Réalisé par Ludovic Boukherma, Zoran Boukherma, Marielle Gautier et Hugo P. Thomas. France. Comédie dramatique. 1h22 (Sortie le 19 octobre 2016). Avec Daniel Vannet, Noémie Lvovsky, Romain Léger, Robert Folle,, Geneviève Plet Eric Jacquet, Alexandre Jacques et Léa Viller.
Ils s'y seront mis à huit mains, donc à quatre, pour réaliser ce premier long métrage qui ne ressemble à rien, sinon à son personnage principal.
Sortis de la première promotion de l'école de la Cité de Luc Besson, les quatre mousquetaires cinéastes, un record certainement, ont réalisé l'impossible : faire un film du Nord qui ne soit ni dans les pas de "Bienvenue chez les Ch'tis" ni dans ceux des pensums philosophiques de Bruno Dumont.
Contrairement à ce dernier, c'est sans aucune radicalité voyeuriste, qu'ils ont pris pour héros une espèce de sous-prolétaire rural. Ils ne l'ont surtout pas laissé dans son jus.
Au contraire, Willy n' est pas figé dans le constat sordide qui voudrait que la nordique condition rime avec débilité, ou pire encore. Il est décrit quand il part pour une Odyssée digne de celle d'Ulysse, qui le conduira à dix kilomètres de la ferme familiale.
Pour y parvenir, et surtout s'y maintenir, il devra accomplir le défi qu'il s'est assigné, après le suicide de son frère jumeau : "A Caudebec j'irai, un appartement j'en aurai un. Un scooter, j'en aurai un. Des copains, j'en aurai. Et j'vous emmerde !"
Programme ambitieux digne des "Dix travaux d'Hercule" que celui-là !
"Willy 1er" de Ludovic et Zoran Boukherma, Marielle Gautier et Hugo P. Thomas est une œuvre qui laisse pantois. Avoir osé mettre en avant Daniel Vannet, et le faire sans qu'il ne soit en difficulté ni moqué, est déjà une belle preuve de bon esprit des quatre réalisateurs novices.
Avoir su lui adjoindre des partenaires autres que des comédiens "amateurs" ou des proches ajoute encore à leurs qualités. Ainsi, jamais Noémie Lvosky n'aura été aussi vraie que dans "Willy 1er". Son personnage d'assistance sociale est une composition puissante et touchante, tout comme celui du "copain" de Willy, interprété par Romain Léger. La séquence improbable où il se transforme en Zaz (eh oui !) est chargée d'émotion et de poésie.

• [Données fournies]
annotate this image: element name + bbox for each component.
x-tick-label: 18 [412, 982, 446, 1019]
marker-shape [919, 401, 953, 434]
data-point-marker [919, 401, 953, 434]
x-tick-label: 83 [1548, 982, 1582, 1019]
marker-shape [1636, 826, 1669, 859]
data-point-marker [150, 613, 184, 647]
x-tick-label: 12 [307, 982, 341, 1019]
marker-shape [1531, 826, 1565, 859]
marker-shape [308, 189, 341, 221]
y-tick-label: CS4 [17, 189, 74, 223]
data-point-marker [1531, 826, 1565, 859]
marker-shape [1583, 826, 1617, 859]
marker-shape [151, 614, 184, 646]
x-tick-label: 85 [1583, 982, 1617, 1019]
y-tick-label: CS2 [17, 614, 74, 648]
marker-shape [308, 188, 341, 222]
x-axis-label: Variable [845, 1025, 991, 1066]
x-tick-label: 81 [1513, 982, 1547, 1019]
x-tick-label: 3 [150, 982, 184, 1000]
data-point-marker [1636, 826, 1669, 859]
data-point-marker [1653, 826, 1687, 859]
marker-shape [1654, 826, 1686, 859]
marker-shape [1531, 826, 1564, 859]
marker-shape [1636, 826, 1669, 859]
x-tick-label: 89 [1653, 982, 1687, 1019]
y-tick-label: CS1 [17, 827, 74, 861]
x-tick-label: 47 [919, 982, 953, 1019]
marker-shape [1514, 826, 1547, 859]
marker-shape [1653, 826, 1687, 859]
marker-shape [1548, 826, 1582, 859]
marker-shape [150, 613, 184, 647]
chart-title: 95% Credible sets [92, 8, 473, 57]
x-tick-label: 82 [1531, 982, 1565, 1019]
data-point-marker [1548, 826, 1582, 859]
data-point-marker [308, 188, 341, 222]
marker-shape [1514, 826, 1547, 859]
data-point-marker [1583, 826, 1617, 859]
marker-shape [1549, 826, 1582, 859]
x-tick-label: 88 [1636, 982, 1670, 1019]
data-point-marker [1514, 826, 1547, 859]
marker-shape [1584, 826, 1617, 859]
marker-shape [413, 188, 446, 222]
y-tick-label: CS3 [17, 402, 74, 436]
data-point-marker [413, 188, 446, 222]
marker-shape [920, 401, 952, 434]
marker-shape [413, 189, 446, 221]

• [Consigne donnée 1]
Nommez tous les réalisateurs du film cités dans la critique de « Willy 1er ».
• [Consigne donnée 2]
Renvoyez chaque ligne des enregistrements qui contient la chaîne « data », en tenant compte de la casse.
La critique et les enregistrements proviennent de sources distinctes.

• [Réponse complète 1]
Ludovic Boukherma, Zoran Boukherma, Marielle Gautier, Hugo P. Thomas

• [Réponse complète 2]
data-point-marker [919, 401, 953, 434]
data-point-marker [150, 613, 184, 647]
data-point-marker [1531, 826, 1565, 859]
data-point-marker [1636, 826, 1669, 859]
data-point-marker [1653, 826, 1687, 859]
data-point-marker [1548, 826, 1582, 859]
data-point-marker [308, 188, 341, 222]
data-point-marker [1583, 826, 1617, 859]
data-point-marker [1514, 826, 1547, 859]
data-point-marker [413, 188, 446, 222]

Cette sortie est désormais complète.